* [Given text]
=-=-=

In the 1st pic, not the small green box by the head light. This is the HUD (Heads Up Display). It gives the driver and C/C a view of a speedo, and two warning lights. One for FIRE, the other for GAUGES. 

In the 2nd pic, also see the small accessory hatch to the right. This is for acces to service air, slaving, and trickle charger for the batts. 


Cheers,

Wes


----------



## Trooper Hale (29 Jun 2006)

Armoured Anzac! Nice one. 
And well done to Red, most people would have just laughed at the kid, you took the time to get into details on how his conviction was flawed (do you call a sentance a "conviction"? Statement maybe).
On ya fellers,
Hales


----------



## George Wallace (29 Jun 2006)

Wes

You got pretty much a bare-ass Coyote there.  LAV III has a much better Driver's hatch.  The Exhaust Systems are totally different too.  Most major differences are internal.  The LAV III is also a much larger vehicle.  Tpr Hale can probably get you a couple of pictures to compare the two.


----------



## Franko (29 Jun 2006)

George Wallace said:
			
		

> Tpr Hale can probably get you a couple of pictures to compare the two.



That's if he's not too busy riding around on his mountain bike     

Regards


----------



## 1feral1 (29 Jun 2006)

Ya George, I have only seen a few pics of the LAVIII. Up armoured, heavier, better. But I bet we'll have the Phase 3's for the next 30 yrs here.

Our cars have been taking abuse with IEDs on several occasions now, and so far, so good. They have been getting good reviews from the lads who are in them.

Cheers,

Wes


----------



## Bzzliteyr (29 Jun 2006)

Wes, that HUD is the same one that's on the Bisons here.  Same with the entry panel.  I believe you guys have the "step-up" version of the lav-25, like the US bought, with improvements from the Bison and LAV-Recce (Coyote).  To me, they are all LAV-2 family with the original LAV-1 being the AVGP family (some suggest USMC lav-25 is LAV-1, I disagree).

=-=-=

* [Data lines]
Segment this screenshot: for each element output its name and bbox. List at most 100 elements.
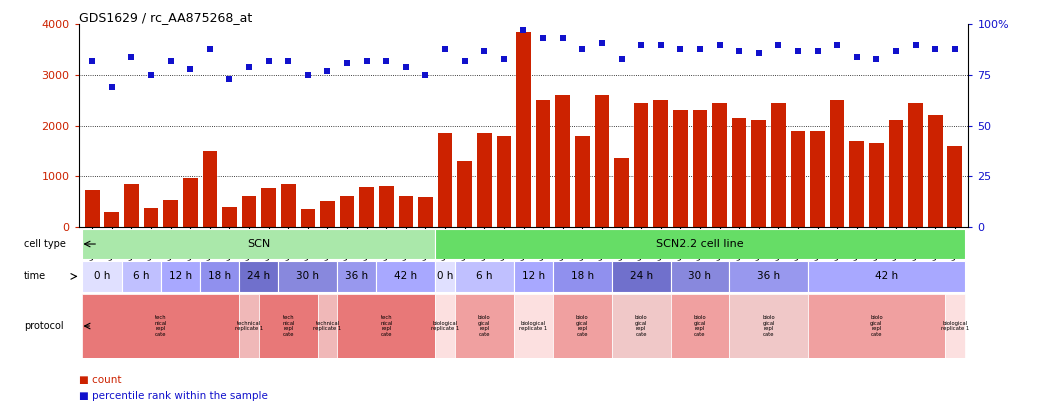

=-=-=

* [Stated exercise 1] Sum up the vehicle thread in two sentences.
* [Stated exercise 2] According to the vehicle thread, what is the small accessory hatch for? List every use.
* [Stated exercise 3]
Based on the vehicle thread, are these statements true? Answer yes or no for each and quote the words that decide it.
(a) The HUD's two warning lights are for FIRE and GAUGES.
(b) George Wallace says the LAV III is a smaller vehicle.
(c) Bzzliteyr says the HUD differs from the one on the Bisons.

* [Output 1] Wes points out the vehicle's HUD, which gives the driver and C/C a speedo and two warning lights (FIRE and GAUGES), and an accessory hatch for service air, slaving and a trickle charger for the batteries. Other posters compare the vehicle with the Coyote, the larger LAV III and the Bison, and Wes adds that their cars have taken IED abuse several times with good results so far and get good reviews from the crews.

* [Output 2]
- Service air
- Slaving
- A trickle charger for the batteries

* [Output 3]
(a) Yes: "One for FIRE, the other for GAUGES."
(b) No: "The LAV III is also a much larger vehicle."
(c) No: "that HUD is the same one that's on the Bisons here."